EXERCISE GOAL:
Every record must be transcribed in its entirety, apart from the images, which are to be omitted.

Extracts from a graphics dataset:
--- --- ---

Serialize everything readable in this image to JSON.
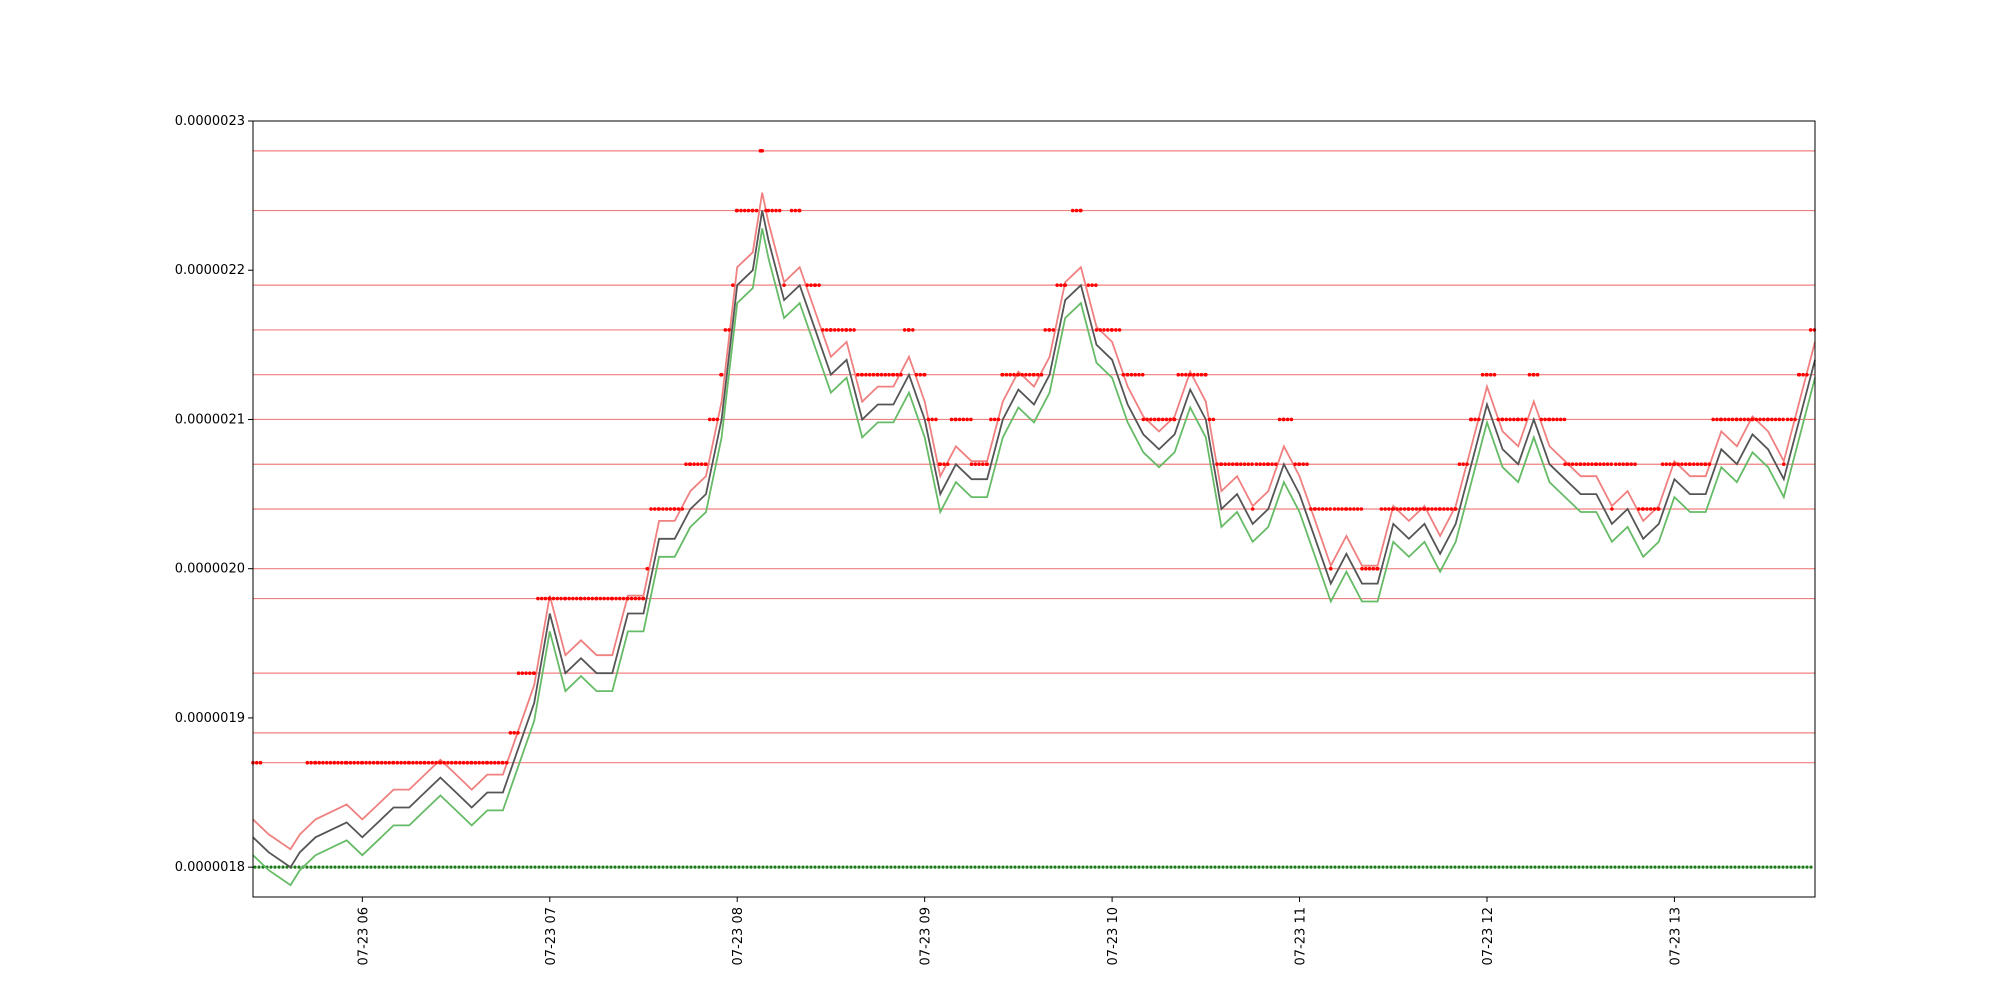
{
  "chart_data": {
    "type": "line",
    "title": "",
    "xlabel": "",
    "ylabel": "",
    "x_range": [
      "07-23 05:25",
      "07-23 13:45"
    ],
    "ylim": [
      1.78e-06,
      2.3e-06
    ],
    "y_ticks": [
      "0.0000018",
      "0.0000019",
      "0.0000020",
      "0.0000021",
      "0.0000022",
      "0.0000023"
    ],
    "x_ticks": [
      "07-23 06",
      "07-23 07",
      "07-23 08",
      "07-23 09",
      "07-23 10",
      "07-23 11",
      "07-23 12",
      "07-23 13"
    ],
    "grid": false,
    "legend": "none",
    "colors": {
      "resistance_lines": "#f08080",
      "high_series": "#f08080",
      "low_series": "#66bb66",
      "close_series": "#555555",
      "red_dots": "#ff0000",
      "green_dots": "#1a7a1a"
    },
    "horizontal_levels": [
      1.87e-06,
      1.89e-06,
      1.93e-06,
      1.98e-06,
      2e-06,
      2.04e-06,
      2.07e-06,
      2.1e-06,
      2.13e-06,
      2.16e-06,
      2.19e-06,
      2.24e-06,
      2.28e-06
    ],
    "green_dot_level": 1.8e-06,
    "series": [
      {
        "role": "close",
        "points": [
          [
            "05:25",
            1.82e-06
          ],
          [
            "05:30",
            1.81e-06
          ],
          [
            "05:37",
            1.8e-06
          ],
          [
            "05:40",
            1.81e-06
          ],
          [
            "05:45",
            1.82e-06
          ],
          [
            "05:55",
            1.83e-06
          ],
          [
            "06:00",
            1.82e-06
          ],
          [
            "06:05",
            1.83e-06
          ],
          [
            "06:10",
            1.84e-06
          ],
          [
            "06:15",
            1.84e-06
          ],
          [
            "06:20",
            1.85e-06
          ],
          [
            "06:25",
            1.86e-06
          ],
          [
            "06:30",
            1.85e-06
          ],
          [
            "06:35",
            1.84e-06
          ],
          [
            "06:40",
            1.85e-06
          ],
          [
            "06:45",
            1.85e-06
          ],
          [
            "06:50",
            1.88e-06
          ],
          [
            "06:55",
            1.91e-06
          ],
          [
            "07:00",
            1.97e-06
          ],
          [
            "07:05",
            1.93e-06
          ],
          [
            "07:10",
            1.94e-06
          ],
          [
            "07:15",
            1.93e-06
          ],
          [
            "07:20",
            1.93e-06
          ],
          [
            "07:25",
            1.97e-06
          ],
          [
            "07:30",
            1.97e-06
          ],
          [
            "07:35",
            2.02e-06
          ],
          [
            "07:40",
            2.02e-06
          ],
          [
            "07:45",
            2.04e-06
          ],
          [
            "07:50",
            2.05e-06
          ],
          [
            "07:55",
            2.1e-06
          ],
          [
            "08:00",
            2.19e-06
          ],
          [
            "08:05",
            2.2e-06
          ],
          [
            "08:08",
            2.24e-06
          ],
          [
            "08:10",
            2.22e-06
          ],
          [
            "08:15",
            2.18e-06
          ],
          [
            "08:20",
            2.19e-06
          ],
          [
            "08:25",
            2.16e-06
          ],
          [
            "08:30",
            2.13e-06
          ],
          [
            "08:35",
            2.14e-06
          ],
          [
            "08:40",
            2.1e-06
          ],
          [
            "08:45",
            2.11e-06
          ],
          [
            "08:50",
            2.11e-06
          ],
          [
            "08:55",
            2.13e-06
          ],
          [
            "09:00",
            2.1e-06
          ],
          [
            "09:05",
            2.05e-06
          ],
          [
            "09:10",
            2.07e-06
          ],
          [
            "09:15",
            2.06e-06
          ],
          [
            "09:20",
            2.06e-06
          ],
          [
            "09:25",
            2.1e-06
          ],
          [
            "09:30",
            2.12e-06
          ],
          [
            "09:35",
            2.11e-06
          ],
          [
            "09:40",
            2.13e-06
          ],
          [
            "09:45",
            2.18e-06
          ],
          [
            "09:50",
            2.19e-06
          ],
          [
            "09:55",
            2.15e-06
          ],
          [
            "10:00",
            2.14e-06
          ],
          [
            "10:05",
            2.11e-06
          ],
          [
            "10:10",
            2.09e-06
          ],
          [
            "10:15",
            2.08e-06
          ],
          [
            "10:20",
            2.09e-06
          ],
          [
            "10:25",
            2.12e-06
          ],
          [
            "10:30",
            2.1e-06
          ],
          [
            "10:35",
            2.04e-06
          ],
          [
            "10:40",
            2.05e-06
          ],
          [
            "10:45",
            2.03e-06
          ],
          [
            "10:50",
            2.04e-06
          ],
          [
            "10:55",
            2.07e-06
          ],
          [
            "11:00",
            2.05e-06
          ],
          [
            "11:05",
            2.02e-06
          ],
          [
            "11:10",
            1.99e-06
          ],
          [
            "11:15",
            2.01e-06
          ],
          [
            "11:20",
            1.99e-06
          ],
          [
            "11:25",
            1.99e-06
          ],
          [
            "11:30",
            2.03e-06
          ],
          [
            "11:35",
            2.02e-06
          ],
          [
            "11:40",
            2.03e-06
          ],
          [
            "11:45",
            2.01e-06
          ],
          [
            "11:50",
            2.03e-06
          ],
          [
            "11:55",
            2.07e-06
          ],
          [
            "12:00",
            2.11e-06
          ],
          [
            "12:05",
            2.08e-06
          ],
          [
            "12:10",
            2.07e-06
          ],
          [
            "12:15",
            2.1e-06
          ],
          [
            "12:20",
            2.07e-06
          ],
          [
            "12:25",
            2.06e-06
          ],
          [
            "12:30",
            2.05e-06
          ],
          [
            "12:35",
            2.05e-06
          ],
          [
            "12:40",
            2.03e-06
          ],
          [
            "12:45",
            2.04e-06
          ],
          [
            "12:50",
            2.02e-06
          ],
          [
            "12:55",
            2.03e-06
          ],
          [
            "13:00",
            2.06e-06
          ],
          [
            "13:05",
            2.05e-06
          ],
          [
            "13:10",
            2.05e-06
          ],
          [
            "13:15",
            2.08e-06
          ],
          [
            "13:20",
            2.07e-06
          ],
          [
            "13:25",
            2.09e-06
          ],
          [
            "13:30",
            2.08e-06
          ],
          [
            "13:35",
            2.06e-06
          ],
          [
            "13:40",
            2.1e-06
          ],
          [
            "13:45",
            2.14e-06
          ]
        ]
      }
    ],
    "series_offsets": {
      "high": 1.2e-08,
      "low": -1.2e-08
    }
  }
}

--- --- ---

TASK ANSWER:
Serialize everything readable in this image to JSON.
{
  "chart_data": {
    "type": "line",
    "title": "",
    "xlabel": "",
    "ylabel": "",
    "x_range": [
      "07-23 05:25",
      "07-23 13:45"
    ],
    "ylim": [
      1.78e-06,
      2.3e-06
    ],
    "y_ticks": [
      "0.0000018",
      "0.0000019",
      "0.0000020",
      "0.0000021",
      "0.0000022",
      "0.0000023"
    ],
    "x_ticks": [
      "07-23 06",
      "07-23 07",
      "07-23 08",
      "07-23 09",
      "07-23 10",
      "07-23 11",
      "07-23 12",
      "07-23 13"
    ],
    "grid": false,
    "legend": "none",
    "colors": {
      "resistance_lines": "#f08080",
      "high_series": "#f08080",
      "low_series": "#66bb66",
      "close_series": "#555555",
      "red_dots": "#ff0000",
      "green_dots": "#1a7a1a"
    },
    "horizontal_levels": [
      1.87e-06,
      1.89e-06,
      1.93e-06,
      1.98e-06,
      2e-06,
      2.04e-06,
      2.07e-06,
      2.1e-06,
      2.13e-06,
      2.16e-06,
      2.19e-06,
      2.24e-06,
      2.28e-06
    ],
    "green_dot_level": 1.8e-06,
    "series": [
      {
        "role": "close",
        "points": [
          [
            "05:25",
            1.82e-06
          ],
          [
            "05:30",
            1.81e-06
          ],
          [
            "05:37",
            1.8e-06
          ],
          [
            "05:40",
            1.81e-06
          ],
          [
            "05:45",
            1.82e-06
          ],
          [
            "05:55",
            1.83e-06
          ],
          [
            "06:00",
            1.82e-06
          ],
          [
            "06:05",
            1.83e-06
          ],
          [
            "06:10",
            1.84e-06
          ],
          [
            "06:15",
            1.84e-06
          ],
          [
            "06:20",
            1.85e-06
          ],
          [
            "06:25",
            1.86e-06
          ],
          [
            "06:30",
            1.85e-06
          ],
          [
            "06:35",
            1.84e-06
          ],
          [
            "06:40",
            1.85e-06
          ],
          [
            "06:45",
            1.85e-06
          ],
          [
            "06:50",
            1.88e-06
          ],
          [
            "06:55",
            1.91e-06
          ],
          [
            "07:00",
            1.97e-06
          ],
          [
            "07:05",
            1.93e-06
          ],
          [
            "07:10",
            1.94e-06
          ],
          [
            "07:15",
            1.93e-06
          ],
          [
            "07:20",
            1.93e-06
          ],
          [
            "07:25",
            1.97e-06
          ],
          [
            "07:30",
            1.97e-06
          ],
          [
            "07:35",
            2.02e-06
          ],
          [
            "07:40",
            2.02e-06
          ],
          [
            "07:45",
            2.04e-06
          ],
          [
            "07:50",
            2.05e-06
          ],
          [
            "07:55",
            2.1e-06
          ],
          [
            "08:00",
            2.19e-06
          ],
          [
            "08:05",
            2.2e-06
          ],
          [
            "08:08",
            2.24e-06
          ],
          [
            "08:10",
            2.22e-06
          ],
          [
            "08:15",
            2.18e-06
          ],
          [
            "08:20",
            2.19e-06
          ],
          [
            "08:25",
            2.16e-06
          ],
          [
            "08:30",
            2.13e-06
          ],
          [
            "08:35",
            2.14e-06
          ],
          [
            "08:40",
            2.1e-06
          ],
          [
            "08:45",
            2.11e-06
          ],
          [
            "08:50",
            2.11e-06
          ],
          [
            "08:55",
            2.13e-06
          ],
          [
            "09:00",
            2.1e-06
          ],
          [
            "09:05",
            2.05e-06
          ],
          [
            "09:10",
            2.07e-06
          ],
          [
            "09:15",
            2.06e-06
          ],
          [
            "09:20",
            2.06e-06
          ],
          [
            "09:25",
            2.1e-06
          ],
          [
            "09:30",
            2.12e-06
          ],
          [
            "09:35",
            2.11e-06
          ],
          [
            "09:40",
            2.13e-06
          ],
          [
            "09:45",
            2.18e-06
          ],
          [
            "09:50",
            2.19e-06
          ],
          [
            "09:55",
            2.15e-06
          ],
          [
            "10:00",
            2.14e-06
          ],
          [
            "10:05",
            2.11e-06
          ],
          [
            "10:10",
            2.09e-06
          ],
          [
            "10:15",
            2.08e-06
          ],
          [
            "10:20",
            2.09e-06
          ],
          [
            "10:25",
            2.12e-06
          ],
          [
            "10:30",
            2.1e-06
          ],
          [
            "10:35",
            2.04e-06
          ],
          [
            "10:40",
            2.05e-06
          ],
          [
            "10:45",
            2.03e-06
          ],
          [
            "10:50",
            2.04e-06
          ],
          [
            "10:55",
            2.07e-06
          ],
          [
            "11:00",
            2.05e-06
          ],
          [
            "11:05",
            2.02e-06
          ],
          [
            "11:10",
            1.99e-06
          ],
          [
            "11:15",
            2.01e-06
          ],
          [
            "11:20",
            1.99e-06
          ],
          [
            "11:25",
            1.99e-06
          ],
          [
            "11:30",
            2.03e-06
          ],
          [
            "11:35",
            2.02e-06
          ],
          [
            "11:40",
            2.03e-06
          ],
          [
            "11:45",
            2.01e-06
          ],
          [
            "11:50",
            2.03e-06
          ],
          [
            "11:55",
            2.07e-06
          ],
          [
            "12:00",
            2.11e-06
          ],
          [
            "12:05",
            2.08e-06
          ],
          [
            "12:10",
            2.07e-06
          ],
          [
            "12:15",
            2.1e-06
          ],
          [
            "12:20",
            2.07e-06
          ],
          [
            "12:25",
            2.06e-06
          ],
          [
            "12:30",
            2.05e-06
          ],
          [
            "12:35",
            2.05e-06
          ],
          [
            "12:40",
            2.03e-06
          ],
          [
            "12:45",
            2.04e-06
          ],
          [
            "12:50",
            2.02e-06
          ],
          [
            "12:55",
            2.03e-06
          ],
          [
            "13:00",
            2.06e-06
          ],
          [
            "13:05",
            2.05e-06
          ],
          [
            "13:10",
            2.05e-06
          ],
          [
            "13:15",
            2.08e-06
          ],
          [
            "13:20",
            2.07e-06
          ],
          [
            "13:25",
            2.09e-06
          ],
          [
            "13:30",
            2.08e-06
          ],
          [
            "13:35",
            2.06e-06
          ],
          [
            "13:40",
            2.1e-06
          ],
          [
            "13:45",
            2.14e-06
          ]
        ]
      }
    ],
    "series_offsets": {
      "high": 1.2e-08,
      "low": -1.2e-08
    }
  }
}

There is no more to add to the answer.